(Collected data entries)
════
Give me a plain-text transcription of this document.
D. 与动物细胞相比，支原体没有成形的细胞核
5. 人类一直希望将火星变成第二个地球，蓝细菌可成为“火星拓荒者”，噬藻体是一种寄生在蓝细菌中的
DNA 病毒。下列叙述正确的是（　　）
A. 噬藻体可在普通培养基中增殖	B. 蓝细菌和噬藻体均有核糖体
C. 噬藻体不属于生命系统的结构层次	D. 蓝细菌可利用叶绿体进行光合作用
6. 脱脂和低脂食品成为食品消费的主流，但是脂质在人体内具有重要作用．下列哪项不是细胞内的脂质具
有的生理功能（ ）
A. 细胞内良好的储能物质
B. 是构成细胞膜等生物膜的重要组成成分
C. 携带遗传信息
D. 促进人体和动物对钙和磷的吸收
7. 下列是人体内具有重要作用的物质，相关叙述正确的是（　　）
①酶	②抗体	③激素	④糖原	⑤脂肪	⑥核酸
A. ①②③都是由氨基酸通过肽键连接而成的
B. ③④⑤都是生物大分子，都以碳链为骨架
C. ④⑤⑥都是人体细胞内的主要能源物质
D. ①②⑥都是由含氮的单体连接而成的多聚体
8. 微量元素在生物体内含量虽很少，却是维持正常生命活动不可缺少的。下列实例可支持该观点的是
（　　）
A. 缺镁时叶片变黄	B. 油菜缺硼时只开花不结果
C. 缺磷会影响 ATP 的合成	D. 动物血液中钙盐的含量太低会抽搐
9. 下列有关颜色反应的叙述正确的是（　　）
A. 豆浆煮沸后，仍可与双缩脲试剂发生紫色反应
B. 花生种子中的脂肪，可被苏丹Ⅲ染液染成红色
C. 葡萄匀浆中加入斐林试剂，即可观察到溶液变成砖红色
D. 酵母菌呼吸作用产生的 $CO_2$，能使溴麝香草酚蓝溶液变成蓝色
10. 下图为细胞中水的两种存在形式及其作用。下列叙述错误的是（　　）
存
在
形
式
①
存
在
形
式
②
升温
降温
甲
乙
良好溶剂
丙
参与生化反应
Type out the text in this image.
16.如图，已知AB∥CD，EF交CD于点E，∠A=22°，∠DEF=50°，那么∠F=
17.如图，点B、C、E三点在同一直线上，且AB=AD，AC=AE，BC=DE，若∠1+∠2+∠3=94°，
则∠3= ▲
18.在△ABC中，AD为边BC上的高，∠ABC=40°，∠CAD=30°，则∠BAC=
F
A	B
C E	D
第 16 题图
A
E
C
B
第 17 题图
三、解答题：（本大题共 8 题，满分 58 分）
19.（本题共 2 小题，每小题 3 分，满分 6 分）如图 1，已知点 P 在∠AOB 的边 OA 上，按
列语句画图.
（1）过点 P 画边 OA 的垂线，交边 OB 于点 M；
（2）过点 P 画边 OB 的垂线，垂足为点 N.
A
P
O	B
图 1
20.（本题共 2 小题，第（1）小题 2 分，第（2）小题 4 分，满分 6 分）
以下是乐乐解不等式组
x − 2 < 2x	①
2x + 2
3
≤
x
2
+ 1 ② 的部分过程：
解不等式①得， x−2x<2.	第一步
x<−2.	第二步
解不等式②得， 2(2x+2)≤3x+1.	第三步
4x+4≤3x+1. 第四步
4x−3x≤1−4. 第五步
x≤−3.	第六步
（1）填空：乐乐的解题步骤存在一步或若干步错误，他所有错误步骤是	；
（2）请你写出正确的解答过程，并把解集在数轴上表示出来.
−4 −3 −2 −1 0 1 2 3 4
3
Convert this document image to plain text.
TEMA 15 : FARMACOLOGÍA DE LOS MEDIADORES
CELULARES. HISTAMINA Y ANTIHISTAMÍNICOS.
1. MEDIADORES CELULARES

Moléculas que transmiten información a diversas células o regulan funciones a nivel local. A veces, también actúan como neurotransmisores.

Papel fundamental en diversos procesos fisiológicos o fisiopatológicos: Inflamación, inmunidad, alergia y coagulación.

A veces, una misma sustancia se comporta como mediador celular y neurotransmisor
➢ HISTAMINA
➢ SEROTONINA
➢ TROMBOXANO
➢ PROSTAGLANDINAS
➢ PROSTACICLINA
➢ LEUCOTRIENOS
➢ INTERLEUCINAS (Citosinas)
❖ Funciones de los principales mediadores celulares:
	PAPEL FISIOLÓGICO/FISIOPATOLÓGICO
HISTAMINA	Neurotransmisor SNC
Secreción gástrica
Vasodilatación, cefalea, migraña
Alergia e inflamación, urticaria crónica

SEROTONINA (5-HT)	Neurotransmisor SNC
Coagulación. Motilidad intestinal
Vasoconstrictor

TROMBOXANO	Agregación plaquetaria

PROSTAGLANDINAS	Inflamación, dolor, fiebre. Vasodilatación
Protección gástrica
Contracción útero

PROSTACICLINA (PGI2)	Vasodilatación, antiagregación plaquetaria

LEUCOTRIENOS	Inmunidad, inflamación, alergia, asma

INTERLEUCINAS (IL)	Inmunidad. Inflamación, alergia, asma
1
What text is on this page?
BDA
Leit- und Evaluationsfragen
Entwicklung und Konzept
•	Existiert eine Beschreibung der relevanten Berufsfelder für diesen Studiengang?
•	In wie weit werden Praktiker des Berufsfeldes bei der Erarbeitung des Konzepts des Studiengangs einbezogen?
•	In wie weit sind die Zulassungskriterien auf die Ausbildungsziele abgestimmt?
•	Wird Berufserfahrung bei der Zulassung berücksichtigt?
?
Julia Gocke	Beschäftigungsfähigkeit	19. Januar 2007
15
════
**What you will do**
Transcribe the data above in full, exactly.

**Reply to the task**
Give me a plain-text transcription of this document.
D. 与动物细胞相比，支原体没有成形的细胞核
5. 人类一直希望将火星变成第二个地球，蓝细菌可成为“火星拓荒者”，噬藻体是一种寄生在蓝细菌中的
DNA 病毒。下列叙述正确的是（　　）
A. 噬藻体可在普通培养基中增殖	B. 蓝细菌和噬藻体均有核糖体
C. 噬藻体不属于生命系统的结构层次	D. 蓝细菌可利用叶绿体进行光合作用
6. 脱脂和低脂食品成为食品消费的主流，但是脂质在人体内具有重要作用．下列哪项不是细胞内的脂质具
有的生理功能（ ）
A. 细胞内良好的储能物质
B. 是构成细胞膜等生物膜的重要组成成分
C. 携带遗传信息
D. 促进人体和动物对钙和磷的吸收
7. 下列是人体内具有重要作用的物质，相关叙述正确的是（　　）
①酶	②抗体	③激素	④糖原	⑤脂肪	⑥核酸
A. ①②③都是由氨基酸通过肽键连接而成的
B. ③④⑤都是生物大分子，都以碳链为骨架
C. ④⑤⑥都是人体细胞内的主要能源物质
D. ①②⑥都是由含氮的单体连接而成的多聚体
8. 微量元素在生物体内含量虽很少，却是维持正常生命活动不可缺少的。下列实例可支持该观点的是
（　　）
A. 缺镁时叶片变黄	B. 油菜缺硼时只开花不结果
C. 缺磷会影响 ATP 的合成	D. 动物血液中钙盐的含量太低会抽搐
9. 下列有关颜色反应的叙述正确的是（　　）
A. 豆浆煮沸后，仍可与双缩脲试剂发生紫色反应
B. 花生种子中的脂肪，可被苏丹Ⅲ染液染成红色
C. 葡萄匀浆中加入斐林试剂，即可观察到溶液变成砖红色
D. 酵母菌呼吸作用产生的 $CO_2$，能使溴麝香草酚蓝溶液变成蓝色
10. 下图为细胞中水的两种存在形式及其作用。下列叙述错误的是（　　）
存
在
形
式
①
存
在
形
式
②
升温
降温
甲
乙
良好溶剂
丙
参与生化反应
Type out the text in this image.
16.如图，已知AB∥CD，EF交CD于点E，∠A=22°，∠DEF=50°，那么∠F=
17.如图，点B、C、E三点在同一直线上，且AB=AD，AC=AE，BC=DE，若∠1+∠2+∠3=94°，
则∠3= ▲
18.在△ABC中，AD为边BC上的高，∠ABC=40°，∠CAD=30°，则∠BAC=
F
A	B
C E	D
第 16 题图
A
E
C
B
第 17 题图
三、解答题：（本大题共 8 题，满分 58 分）
19.（本题共 2 小题，每小题 3 分，满分 6 分）如图 1，已知点 P 在∠AOB 的边 OA 上，按
列语句画图.
（1）过点 P 画边 OA 的垂线，交边 OB 于点 M；
（2）过点 P 画边 OB 的垂线，垂足为点 N.
A
P
O	B
图 1
20.（本题共 2 小题，第（1）小题 2 分，第（2）小题 4 分，满分 6 分）
以下是乐乐解不等式组
x − 2 < 2x	①
2x + 2
3
≤
x
2
+ 1 ② 的部分过程：
解不等式①得， x−2x<2.	第一步
x<−2.	第二步
解不等式②得， 2(2x+2)≤3x+1.	第三步
4x+4≤3x+1. 第四步
4x−3x≤1−4. 第五步
x≤−3.	第六步
（1）填空：乐乐的解题步骤存在一步或若干步错误，他所有错误步骤是	；
（2）请你写出正确的解答过程，并把解集在数轴上表示出来.
−4 −3 −2 −1 0 1 2 3 4
3
Convert this document image to plain text.
TEMA 15 : FARMACOLOGÍA DE LOS MEDIADORES
CELULARES. HISTAMINA Y ANTIHISTAMÍNICOS.
1. MEDIADORES CELULARES

Moléculas que transmiten información a diversas células o regulan funciones a nivel local. A veces, también actúan como neurotransmisores.

Papel fundamental en diversos procesos fisiológicos o fisiopatológicos: Inflamación, inmunidad, alergia y coagulación.

A veces, una misma sustancia se comporta como mediador celular y neurotransmisor
➢ HISTAMINA
➢ SEROTONINA
➢ TROMBOXANO
➢ PROSTAGLANDINAS
➢ PROSTACICLINA
➢ LEUCOTRIENOS
➢ INTERLEUCINAS (Citosinas)
❖ Funciones de los principales mediadores celulares:
	PAPEL FISIOLÓGICO/FISIOPATOLÓGICO
HISTAMINA	Neurotransmisor SNC
Secreción gástrica
Vasodilatación, cefalea, migraña
Alergia e inflamación, urticaria crónica

SEROTONINA (5-HT)	Neurotransmisor SNC
Coagulación. Motilidad intestinal
Vasoconstrictor

TROMBOXANO	Agregación plaquetaria

PROSTAGLANDINAS	Inflamación, dolor, fiebre. Vasodilatación
Protección gástrica
Contracción útero

PROSTACICLINA (PGI2)	Vasodilatación, antiagregación plaquetaria

LEUCOTRIENOS	Inmunidad, inflamación, alergia, asma

INTERLEUCINAS (IL)	Inmunidad. Inflamación, alergia, asma
1
What text is on this page?
BDA
Leit- und Evaluationsfragen
Entwicklung und Konzept
•	Existiert eine Beschreibung der relevanten Berufsfelder für diesen Studiengang?
•	In wie weit werden Praktiker des Berufsfeldes bei der Erarbeitung des Konzepts des Studiengangs einbezogen?
•	In wie weit sind die Zulassungskriterien auf die Ausbildungsziele abgestimmt?
•	Wird Berufserfahrung bei der Zulassung berücksichtigt?
?
Julia Gocke	Beschäftigungsfähigkeit	19. Januar 2007
15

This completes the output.